TASKS TO COMPLETE:
- 1) Please condense the paragraph beginning "The migration flow is expected" in the NATO migration article into a shorter version that keeps its main facts.
- 2) Pick up the NATO migration article after its final sentence and write the paragraph that comes next.

NATO ships participate in Baltops 2015 / Flickr / usnavy / CC BY 2.0

In a bid to take control over the EU borders and stop the flow of migrants reaching Europe, Germany and Turkey have asked NATO for help on the Syrian border and in the Aegean Sea.

The request comes from Turkish Prime Minister Ahmet Davutoglu and German Chancellor Angela Merkel, who visited Turkey on February 8.

The migration flow is expected to increase even further as the Syrian regime has gained ground and is heading towards Aleppo, the capital of the Syrian opposition, with support from the Russian air force. Tens of thousands of Syrians have fled towards the Turkish border, increasing the humanitarian crisis.

Angela Merkel, who is under heavy pressure at home, is worried that many more refugees will come to Europe and later on end up in Germany.

Nizip refugee camp in Turkey near Syrian border in September 2015 / tvnewsroom.consilium.europa.eu/

Nizip refugee camp in Turkey near Syrian border in September 2015

Commission welcomes any support

But not all EU country members are in favour of NATO’s involvement. Greece, which has been heavily criticised for not being able to control its border with Turkey, has raised concerns.

INFORMATION SUPPLIED:
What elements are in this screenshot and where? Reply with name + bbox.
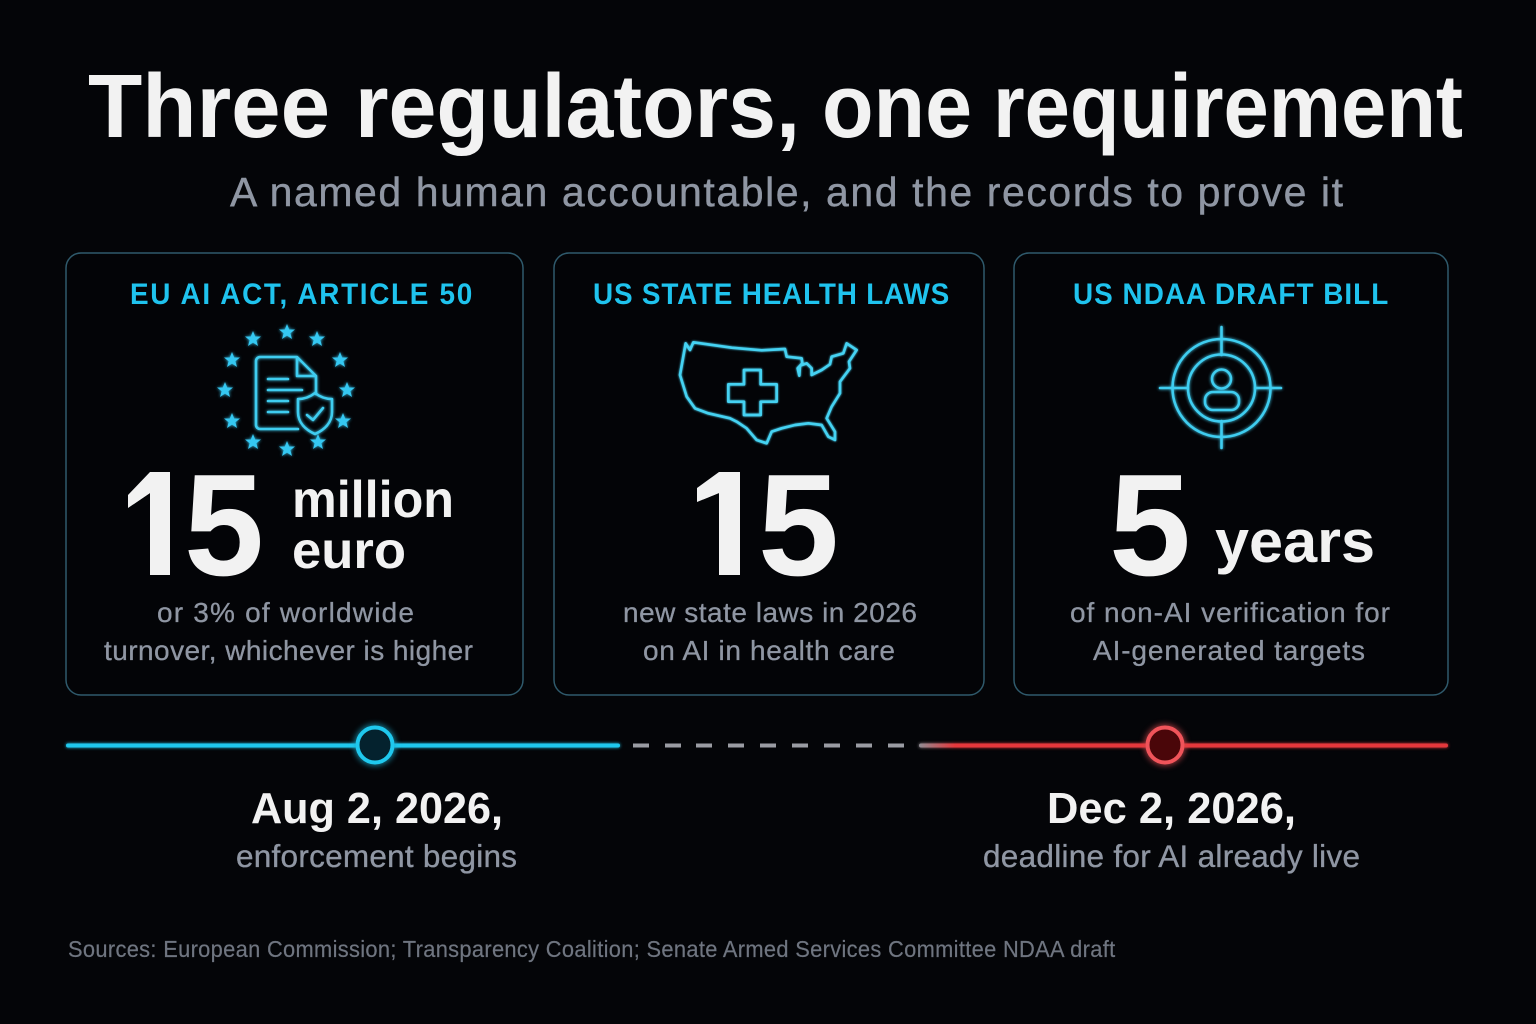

RESPONSES TO THE EXERCISE:
- 1) More migrants are expected as the Syrian regime, backed by the Russian air force, advances toward Aleppo, the Syrian opposition's capital. Tens of thousands of Syrians have fled toward the Turkish border, deepening the humanitarian crisis.

- 2)
The European Commission said during a press conference in Brussels that it’s up to NATO to decide if and how to give support. But at the same time the EU executive welcomed the Turkish-German initiative.

“Of course it is for NATO to take a decision on their opportunities and modalities of an eventual involvement. As far as we are concerned, the Commission, we welcome all discussion regarding potential measures which could contribute to addressing the refugee crisis, save lives at sea and improve the management of migratory flows and borders,” said the EU Commission spokesperson, Margaritis Schinas.

Turkey not delivering

Turkey, which has so far taken on 2,7 million refugees, at the same time is not delivering on its deal with the EU struck in October last year.

In exchange of a financial help of 3 billion euros, renewed talks on EU membership and visa liberalisations, the Turkish government promised to stop the migration flow towards Europe.

But recent statements from European Commission representatives, like Vice-president Frans Timmermans, and last figures produced by the International Organisation for Migration (IOM), showed that Ankara is not delivering since around 2,000 refugees are entering Greece each day coming from Turkey.

According to the IOM, more than 70,000 migrants have reached Greece up until February 7. Last year less than 4,000 arrived in the first two months.

Yesterday AFP also reported that 24 migrants, including 11 children, drowned trying to make it to the Greek island of Lesbos.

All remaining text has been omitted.